Excerpted records ▸

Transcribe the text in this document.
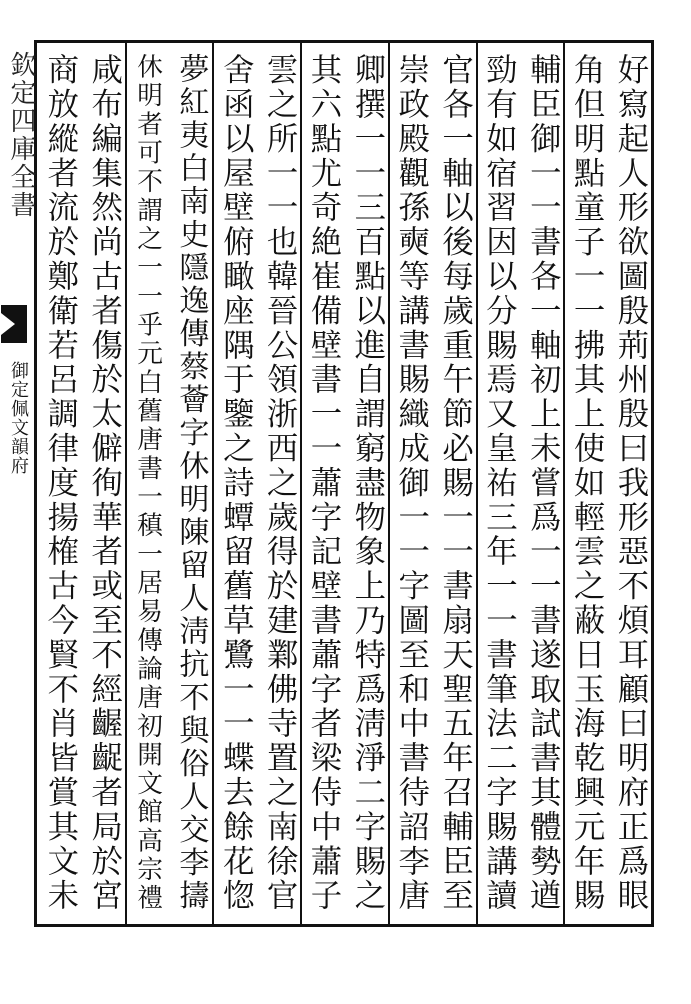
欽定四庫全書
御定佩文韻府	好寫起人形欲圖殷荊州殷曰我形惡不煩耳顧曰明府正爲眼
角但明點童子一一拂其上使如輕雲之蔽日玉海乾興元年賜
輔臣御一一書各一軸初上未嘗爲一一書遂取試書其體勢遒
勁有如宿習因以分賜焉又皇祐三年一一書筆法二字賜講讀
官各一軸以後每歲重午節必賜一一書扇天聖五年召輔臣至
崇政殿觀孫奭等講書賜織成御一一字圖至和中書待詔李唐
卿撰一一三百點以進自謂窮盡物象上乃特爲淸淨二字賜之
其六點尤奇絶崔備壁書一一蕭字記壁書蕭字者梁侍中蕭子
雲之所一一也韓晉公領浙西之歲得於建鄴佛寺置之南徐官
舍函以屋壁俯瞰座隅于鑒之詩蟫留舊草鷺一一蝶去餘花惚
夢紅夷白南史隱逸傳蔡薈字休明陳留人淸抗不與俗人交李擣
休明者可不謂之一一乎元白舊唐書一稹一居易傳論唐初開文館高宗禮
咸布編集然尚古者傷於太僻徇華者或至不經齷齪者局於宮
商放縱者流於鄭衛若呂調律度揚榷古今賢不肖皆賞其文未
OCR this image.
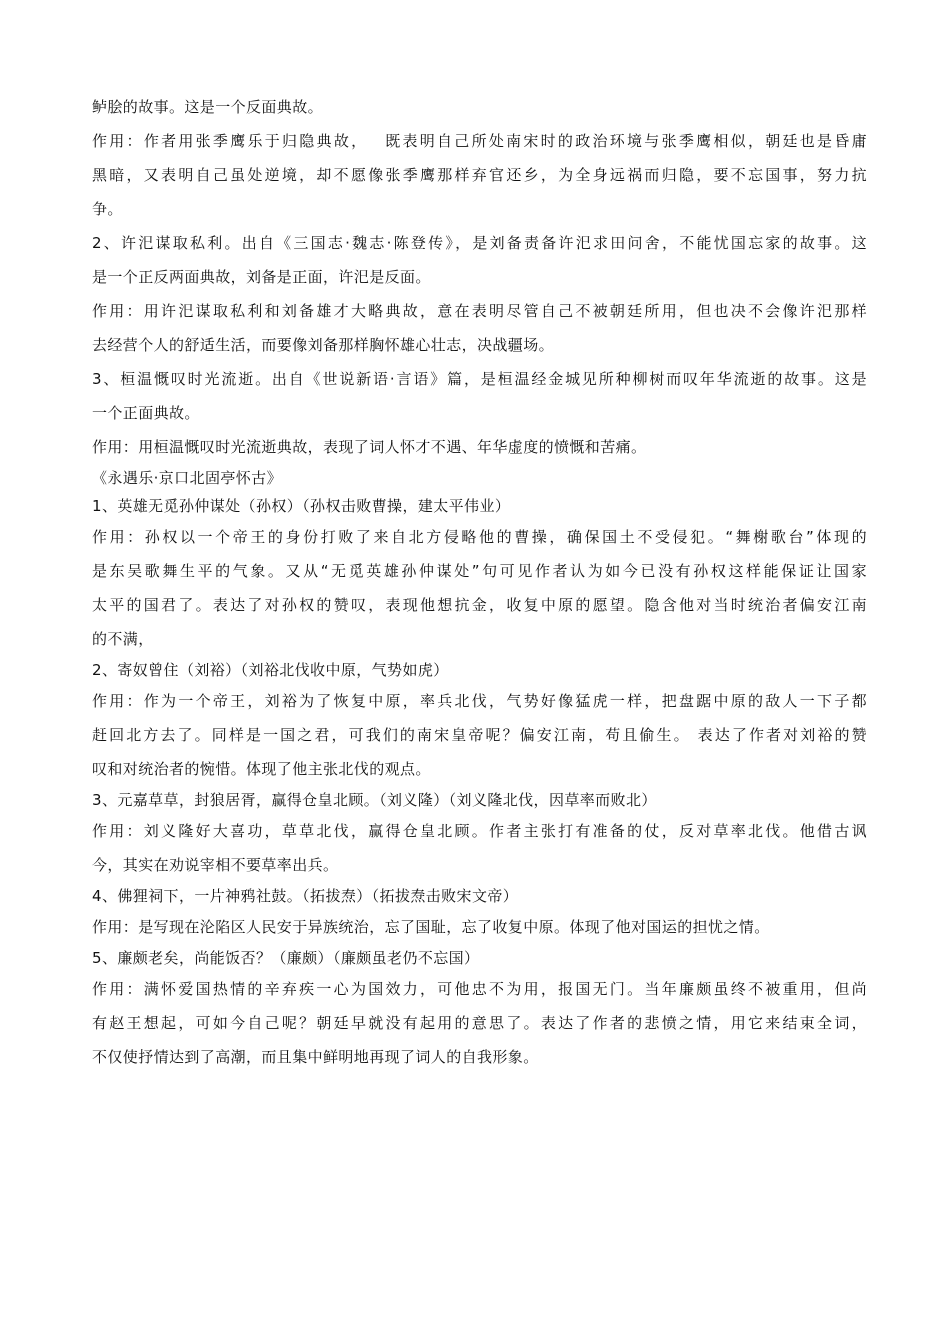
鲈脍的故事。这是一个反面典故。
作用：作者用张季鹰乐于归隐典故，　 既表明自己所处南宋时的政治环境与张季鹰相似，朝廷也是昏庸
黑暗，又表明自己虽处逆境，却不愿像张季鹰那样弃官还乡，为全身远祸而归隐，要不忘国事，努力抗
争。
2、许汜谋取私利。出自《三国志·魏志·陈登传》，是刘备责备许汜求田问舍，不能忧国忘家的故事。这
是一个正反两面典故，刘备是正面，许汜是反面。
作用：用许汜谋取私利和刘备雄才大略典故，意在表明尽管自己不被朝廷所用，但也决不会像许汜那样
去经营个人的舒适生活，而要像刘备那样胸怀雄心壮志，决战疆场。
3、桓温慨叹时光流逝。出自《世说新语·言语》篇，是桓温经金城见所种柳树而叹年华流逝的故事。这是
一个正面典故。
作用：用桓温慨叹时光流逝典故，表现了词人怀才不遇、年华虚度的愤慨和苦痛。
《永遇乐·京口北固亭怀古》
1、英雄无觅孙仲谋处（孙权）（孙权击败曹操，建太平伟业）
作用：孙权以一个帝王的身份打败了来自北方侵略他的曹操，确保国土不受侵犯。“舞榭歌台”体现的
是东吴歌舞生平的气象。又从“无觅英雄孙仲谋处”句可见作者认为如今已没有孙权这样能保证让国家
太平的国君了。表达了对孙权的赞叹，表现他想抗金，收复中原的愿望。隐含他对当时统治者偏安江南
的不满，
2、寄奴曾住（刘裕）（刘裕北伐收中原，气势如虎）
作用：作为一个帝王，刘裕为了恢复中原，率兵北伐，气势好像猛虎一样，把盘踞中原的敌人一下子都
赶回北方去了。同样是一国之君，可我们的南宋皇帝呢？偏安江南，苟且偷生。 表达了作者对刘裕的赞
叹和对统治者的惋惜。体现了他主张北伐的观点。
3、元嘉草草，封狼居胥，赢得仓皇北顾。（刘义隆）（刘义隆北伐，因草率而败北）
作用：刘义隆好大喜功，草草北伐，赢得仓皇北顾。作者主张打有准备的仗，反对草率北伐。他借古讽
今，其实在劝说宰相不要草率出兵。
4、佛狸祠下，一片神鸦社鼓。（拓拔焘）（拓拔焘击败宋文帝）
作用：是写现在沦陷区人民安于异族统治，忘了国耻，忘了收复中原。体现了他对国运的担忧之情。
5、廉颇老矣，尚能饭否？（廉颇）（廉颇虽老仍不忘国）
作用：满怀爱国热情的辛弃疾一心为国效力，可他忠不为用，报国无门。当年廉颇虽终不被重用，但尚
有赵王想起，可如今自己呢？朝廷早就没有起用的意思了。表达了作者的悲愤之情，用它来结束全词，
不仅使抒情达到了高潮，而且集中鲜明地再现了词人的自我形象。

Exercise ▸ Pictures are excluded; copy all other data exactly as shown.

Response to this task ▸
Transcribe the text in this document.
欽定四庫全書
御定佩文韻府	好寫起人形欲圖殷荊州殷曰我形惡不煩耳顧曰明府正爲眼
角但明點童子一一拂其上使如輕雲之蔽日玉海乾興元年賜
輔臣御一一書各一軸初上未嘗爲一一書遂取試書其體勢遒
勁有如宿習因以分賜焉又皇祐三年一一書筆法二字賜講讀
官各一軸以後每歲重午節必賜一一書扇天聖五年召輔臣至
崇政殿觀孫奭等講書賜織成御一一字圖至和中書待詔李唐
卿撰一一三百點以進自謂窮盡物象上乃特爲淸淨二字賜之
其六點尤奇絶崔備壁書一一蕭字記壁書蕭字者梁侍中蕭子
雲之所一一也韓晉公領浙西之歲得於建鄴佛寺置之南徐官
舍函以屋壁俯瞰座隅于鑒之詩蟫留舊草鷺一一蝶去餘花惚
夢紅夷白南史隱逸傳蔡薈字休明陳留人淸抗不與俗人交李擣
休明者可不謂之一一乎元白舊唐書一稹一居易傳論唐初開文館高宗禮
咸布編集然尚古者傷於太僻徇華者或至不經齷齪者局於宮
商放縱者流於鄭衛若呂調律度揚榷古今賢不肖皆賞其文未
OCR this image.
鲈脍的故事。这是一个反面典故。
作用：作者用张季鹰乐于归隐典故，　 既表明自己所处南宋时的政治环境与张季鹰相似，朝廷也是昏庸
黑暗，又表明自己虽处逆境，却不愿像张季鹰那样弃官还乡，为全身远祸而归隐，要不忘国事，努力抗
争。
2、许汜谋取私利。出自《三国志·魏志·陈登传》，是刘备责备许汜求田问舍，不能忧国忘家的故事。这
是一个正反两面典故，刘备是正面，许汜是反面。
作用：用许汜谋取私利和刘备雄才大略典故，意在表明尽管自己不被朝廷所用，但也决不会像许汜那样
去经营个人的舒适生活，而要像刘备那样胸怀雄心壮志，决战疆场。
3、桓温慨叹时光流逝。出自《世说新语·言语》篇，是桓温经金城见所种柳树而叹年华流逝的故事。这是
一个正面典故。
作用：用桓温慨叹时光流逝典故，表现了词人怀才不遇、年华虚度的愤慨和苦痛。
《永遇乐·京口北固亭怀古》
1、英雄无觅孙仲谋处（孙权）（孙权击败曹操，建太平伟业）
作用：孙权以一个帝王的身份打败了来自北方侵略他的曹操，确保国土不受侵犯。“舞榭歌台”体现的
是东吴歌舞生平的气象。又从“无觅英雄孙仲谋处”句可见作者认为如今已没有孙权这样能保证让国家
太平的国君了。表达了对孙权的赞叹，表现他想抗金，收复中原的愿望。隐含他对当时统治者偏安江南
的不满，
2、寄奴曾住（刘裕）（刘裕北伐收中原，气势如虎）
作用：作为一个帝王，刘裕为了恢复中原，率兵北伐，气势好像猛虎一样，把盘踞中原的敌人一下子都
赶回北方去了。同样是一国之君，可我们的南宋皇帝呢？偏安江南，苟且偷生。 表达了作者对刘裕的赞
叹和对统治者的惋惜。体现了他主张北伐的观点。
3、元嘉草草，封狼居胥，赢得仓皇北顾。（刘义隆）（刘义隆北伐，因草率而败北）
作用：刘义隆好大喜功，草草北伐，赢得仓皇北顾。作者主张打有准备的仗，反对草率北伐。他借古讽
今，其实在劝说宰相不要草率出兵。
4、佛狸祠下，一片神鸦社鼓。（拓拔焘）（拓拔焘击败宋文帝）
作用：是写现在沦陷区人民安于异族统治，忘了国耻，忘了收复中原。体现了他对国运的担忧之情。
5、廉颇老矣，尚能饭否？（廉颇）（廉颇虽老仍不忘国）
作用：满怀爱国热情的辛弃疾一心为国效力，可他忠不为用，报国无门。当年廉颇虽终不被重用，但尚
有赵王想起，可如今自己呢？朝廷早就没有起用的意思了。表达了作者的悲愤之情，用它来结束全词，
不仅使抒情达到了高潮，而且集中鲜明地再现了词人的自我形象。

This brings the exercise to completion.